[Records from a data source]
= = = = =
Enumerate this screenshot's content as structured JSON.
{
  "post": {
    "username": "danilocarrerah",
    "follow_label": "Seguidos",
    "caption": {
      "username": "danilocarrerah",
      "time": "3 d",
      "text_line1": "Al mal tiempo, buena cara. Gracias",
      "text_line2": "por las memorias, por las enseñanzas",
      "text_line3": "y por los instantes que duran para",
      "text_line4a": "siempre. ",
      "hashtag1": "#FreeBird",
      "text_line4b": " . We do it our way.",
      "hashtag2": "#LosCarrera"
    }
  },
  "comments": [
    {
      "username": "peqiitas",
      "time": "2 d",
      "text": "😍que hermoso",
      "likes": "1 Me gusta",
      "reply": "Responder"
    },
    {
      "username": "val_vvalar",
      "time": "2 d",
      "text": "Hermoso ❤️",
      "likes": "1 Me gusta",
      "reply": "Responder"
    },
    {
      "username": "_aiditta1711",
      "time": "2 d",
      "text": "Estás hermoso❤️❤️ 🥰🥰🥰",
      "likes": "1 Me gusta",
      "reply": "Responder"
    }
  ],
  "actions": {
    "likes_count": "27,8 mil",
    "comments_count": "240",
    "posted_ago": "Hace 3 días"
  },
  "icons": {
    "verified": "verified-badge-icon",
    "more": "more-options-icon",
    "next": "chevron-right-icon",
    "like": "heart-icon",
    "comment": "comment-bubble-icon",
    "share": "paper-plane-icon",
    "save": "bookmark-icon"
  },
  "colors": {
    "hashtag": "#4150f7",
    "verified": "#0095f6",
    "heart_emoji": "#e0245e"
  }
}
= = = = =
YOUR INSTRUCTIONS
Identify and extract each line of the listing that contains "danilocarrerah".

TASK RESPONSE
    "username": "danilocarrerah",
      "username": "danilocarrerah",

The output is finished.